**Records provided**

=-=-=-=-=

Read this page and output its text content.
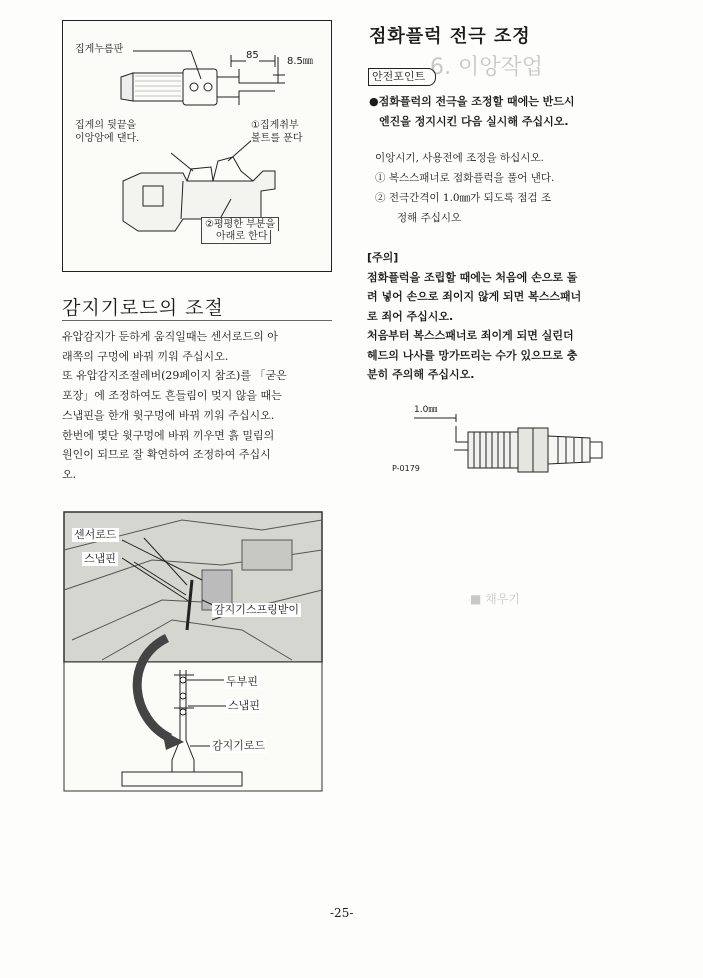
집게누름판
85
8.5㎜
집게의 뒷끝을
이앙암에 댄다.
①집게취부
볼트를 푼다
②평평한 부분을
아래로 한다
감지기로드의 조절

유압감지가 둔하게 움직일때는 센서로드의 아

래쪽의 구멍에 바꿔 끼워 주십시오.

또 유압감지조절레버(29페이지 참조)를 「굳은

포장」에 조정하여도 흔들림이 멎지 않을 때는

스냅핀을 한개 윗구멍에 바꿔 끼워 주십시오.

한번에 몇단 윗구멍에 바꿔 끼우면 흙 밀림의

원인이 되므로 잘 확연하여 조정하여 주십시

오.

센서로드
스냅핀
감지기스프링받이
두부핀
스냅핀
감지기로드
점화플럭 전극 조정
6. 이앙작업
안전포인트

●점화플럭의 전극을 조정할 때에는 반드시

엔진을 정지시킨 다음 실시해 주십시오.

이앙시기, 사용전에 조정을 하십시오.

① 복스스패너로 점화플럭을 풀어 낸다.

② 전극간격이 1.0㎜가 되도록 점검 조

정해 주십시오

[주의]

점화플럭을 조립할 때에는 처음에 손으로 돌

려 넣어 손으로 죄이지 않게 되면 복스스패너

로 죄어 주십시오.

처음부터 복스스패너로 죄이게 되면 실린더

헤드의 나사를 망가뜨리는 수가 있으므로 충

분히 주의해 주십시오.

1.0㎜
P-0179
■ 채우기
-25-
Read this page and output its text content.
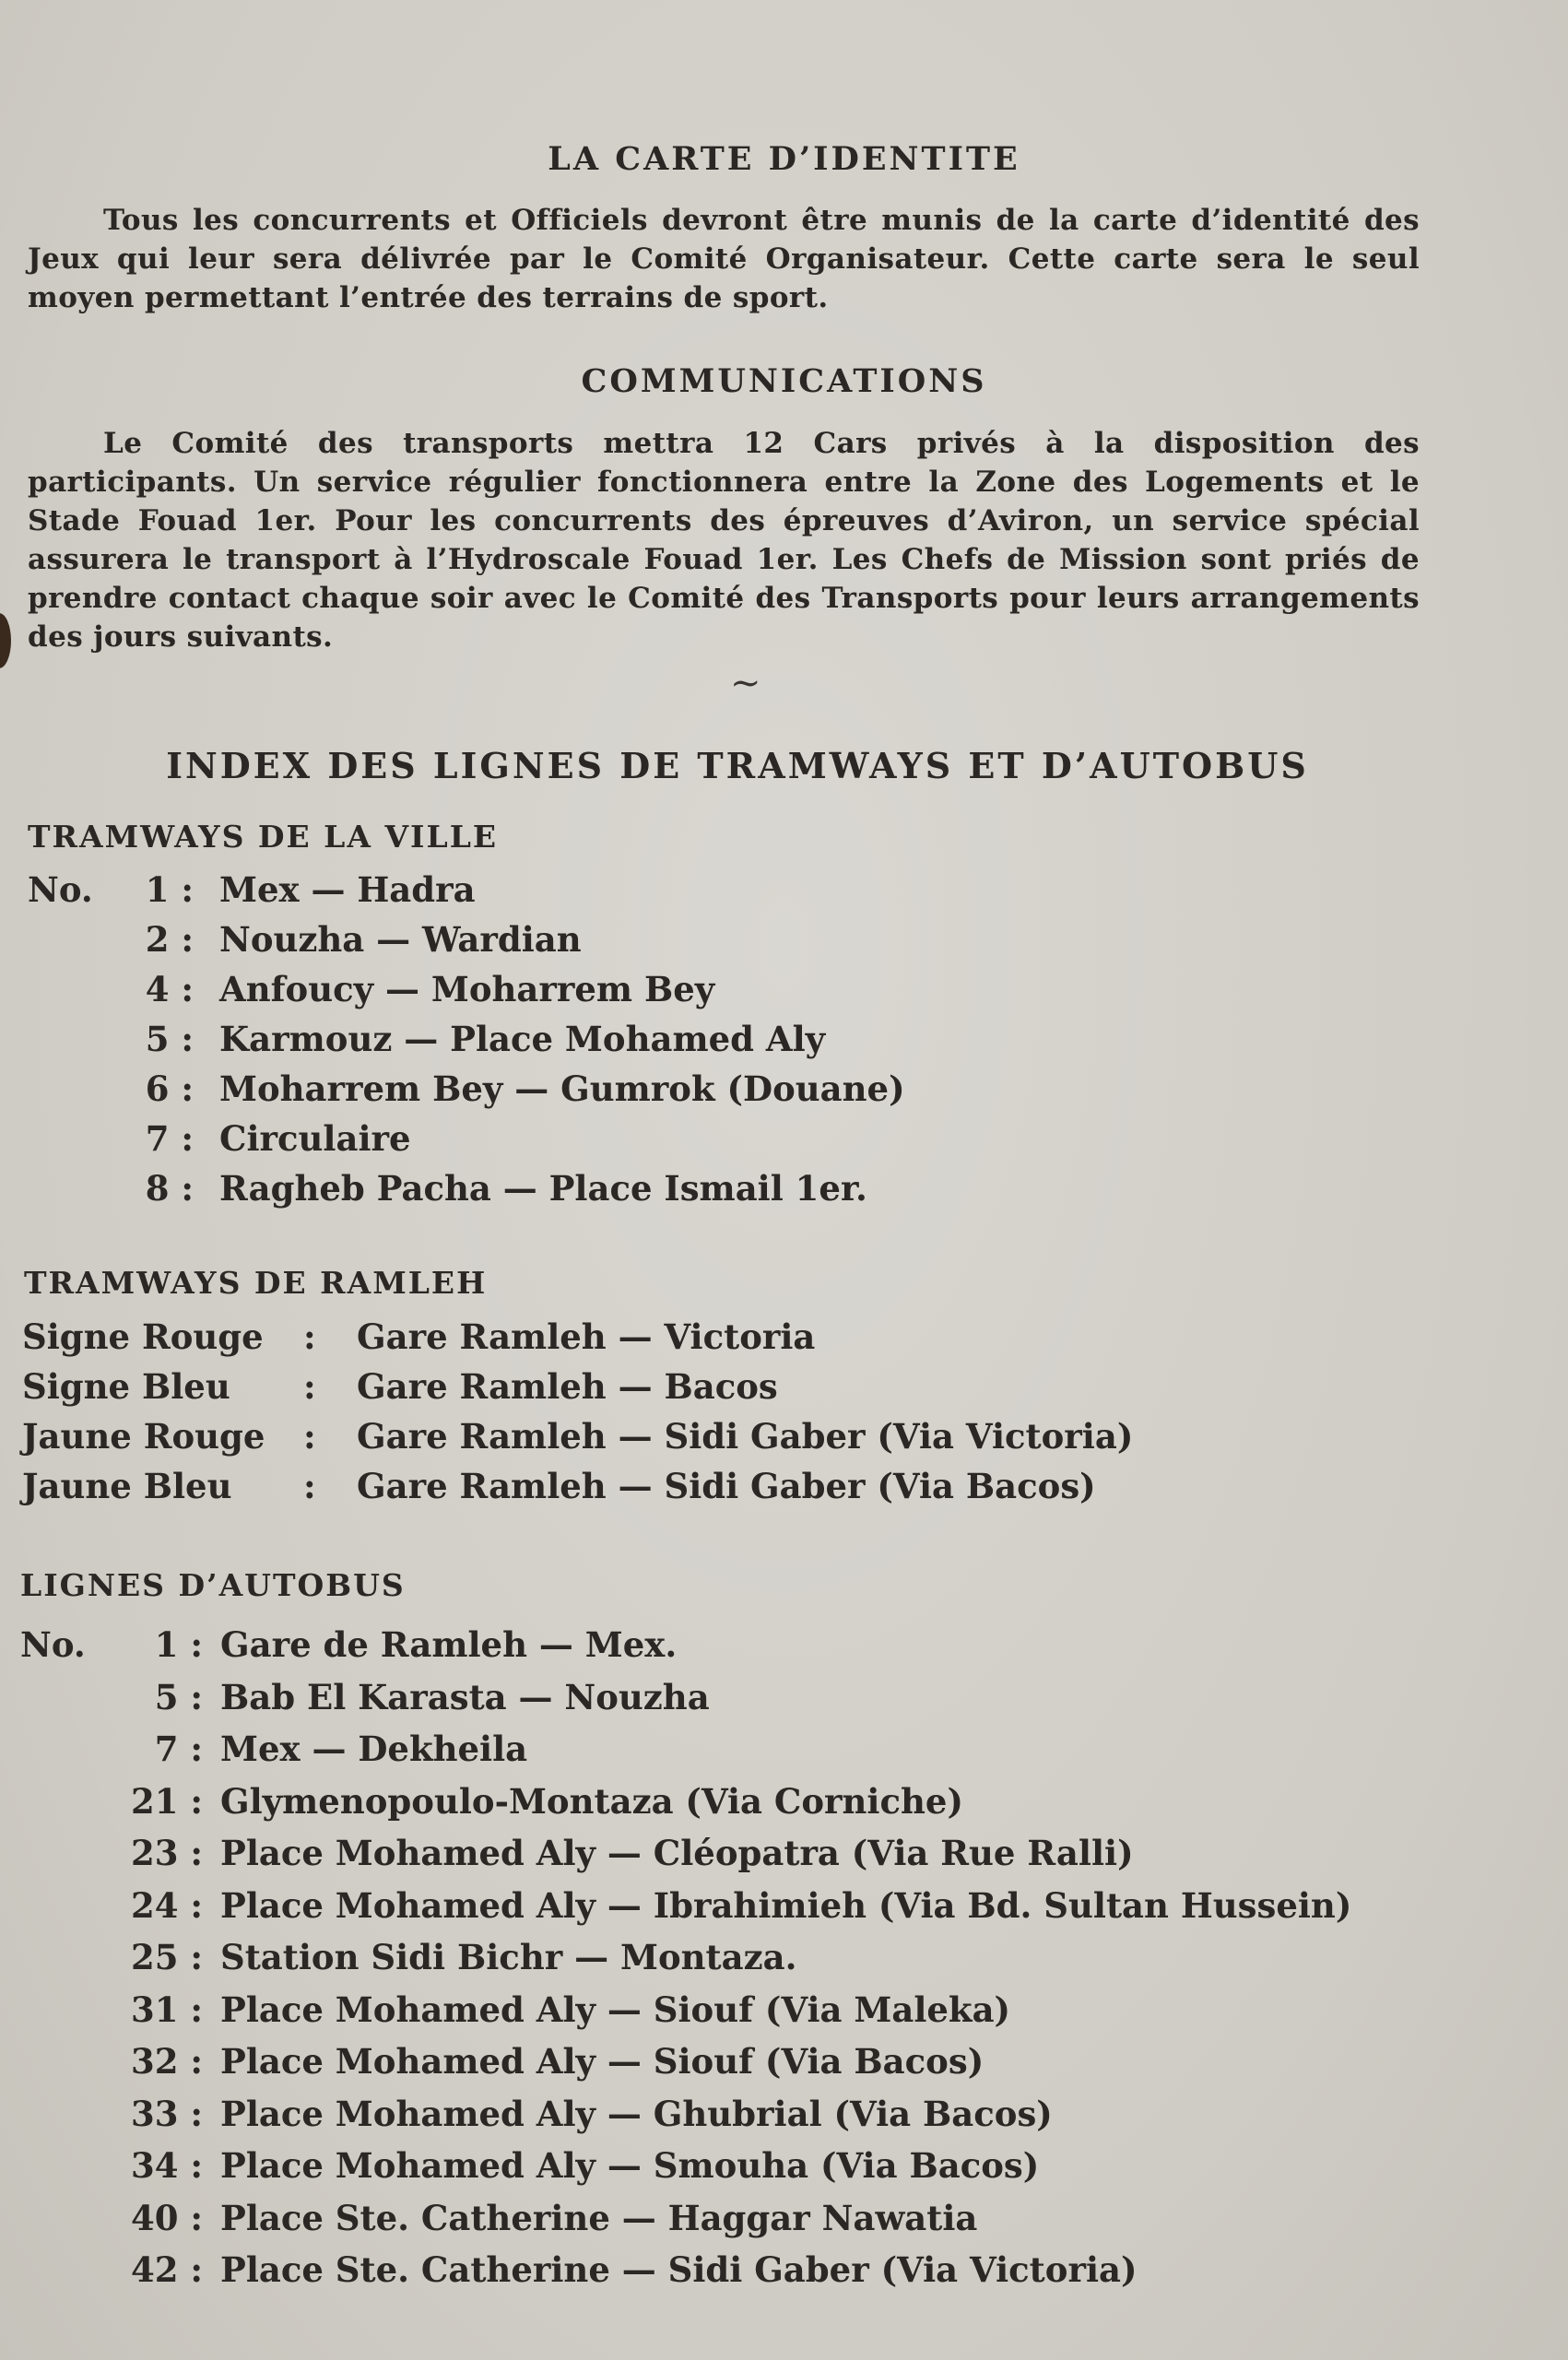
LA CARTE D’IDENTITE
Tous les concurrents et Officiels devront être munis de la carte d’identité des Jeux qui leur sera délivrée par le Comité Organisateur. Cette carte sera le seul moyen permettant l’entrée des terrains de sport.
COMMUNICATIONS
Le Comité des transports mettra 12 Cars privés à la disposition des participants. Un service régulier fonctionnera entre la Zone des Logements et le Stade Fouad 1er. Pour les concurrents des épreuves d’Aviron, un service spécial assurera le transport à l’Hydroscale Fouad 1er. Les Chefs de Mission sont priés de prendre contact chaque soir avec le Comité des Transports pour leurs arrangements des jours suivants.
~
INDEX DES LIGNES DE TRAMWAYS ET D’AUTOBUS
TRAMWAYS DE LA VILLE
No.	1 : Mex — Hadra
2 : Nouzha — Wardian
4 : Anfoucy — Moharrem Bey
5 : Karmouz — Place Mohamed Aly
6 : Moharrem Bey — Gumrok (Douane)
7 : Circulaire
8 : Ragheb Pacha — Place Ismail 1er.
TRAMWAYS DE RAMLEH
Signe Rouge : Gare Ramleh — Victoria
Signe Bleu : Gare Ramleh — Bacos
Jaune Rouge : Gare Ramleh — Sidi Gaber (Via Victoria)
Jaune Bleu : Gare Ramleh — Sidi Gaber (Via Bacos)
LIGNES D’AUTOBUS
No.	1 : Gare de Ramleh — Mex.
5 : Bab El Karasta — Nouzha
7 : Mex — Dekheila
21 : Glymenopoulo-Montaza (Via Corniche)
23 : Place Mohamed Aly — Cléopatra (Via Rue Ralli)
24 : Place Mohamed Aly — Ibrahimieh (Via Bd. Sultan Hussein)
25 : Station Sidi Bichr — Montaza.
31 : Place Mohamed Aly — Siouf (Via Maleka)
32 : Place Mohamed Aly — Siouf (Via Bacos)
33 : Place Mohamed Aly — Ghubrial (Via Bacos)
34 : Place Mohamed Aly — Smouha (Via Bacos)
40 : Place Ste. Catherine — Haggar Nawatia
42 : Place Ste. Catherine — Sidi Gaber (Via Victoria)
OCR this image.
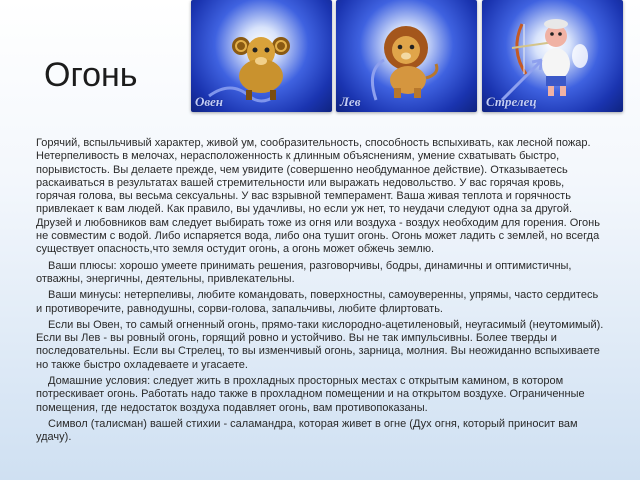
Огонь
Овен	Лев	Стрелец

Горячий, вспыльчивый характер, живой ум, сообразительность, способность вспыхивать, как лесной пожар. Нетерпеливость в мелочах, нерасположенность к длинным объяснениям, умение схватывать быстро, порывистость. Вы делаете прежде, чем увидите (совершенно необдуманное действие). Отказываетесь раскаиваться в результатах вашей стремительности или выражать недовольство. У вас горячая кровь, горячая голова, вы весьма сексуальны. У вас взрывной темперамент. Ваша живая теплота и горячность привлекает к вам людей. Как правило, вы удачливы, но если уж нет, то неудачи следуют одна за другой. Друзей и любовников вам следует выбирать тоже из огня или воздуха - воздух необходим для горения. Огонь не совместим с водой. Либо испаряется вода, либо она тушит огонь. Огонь может ладить с землей, но всегда существует опасность,что земля остудит огонь, а огонь может обжечь землю.

Ваши плюсы: хорошо умеете принимать решения, разговорчивы, бодры, динамичны и оптимистичны, отважны, энергичны, деятельны, привлекательны.

Ваши минусы: нетерпеливы, любите командовать, поверхностны, самоуверенны, упрямы, часто сердитесь и противоречите, равнодушны, сорви-голова, запальчивы, любите флиртовать.

Если вы Овен, то самый огненный огонь, прямо-таки кислородно-ацетиленовый, неугасимый (неутомимый). Если вы Лев - вы ровный огонь, горящий ровно и устойчиво. Вы не так импульсивны. Более тверды и последовательны. Если вы Стрелец, то вы изменчивый огонь, зарница, молния. Вы неожиданно вспыхиваете но также быстро охладеваете и угасаете.

Домашние условия: следует жить в прохладных просторных местах с открытым камином, в котором потрескивает огонь. Работать надо также в прохладном помещении и на открытом воздухе. Ограниченные помещения, где недостаток воздуха подавляет огонь, вам противопоказаны.

Символ (талисман) вашей стихии - саламандра, которая живет в огне (Дух огня, который приносит вам удачу).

=-=-=-=-=

**Task description**
Report the number of lines above that contain the word "Gare", and only that number.

**Answer below**
5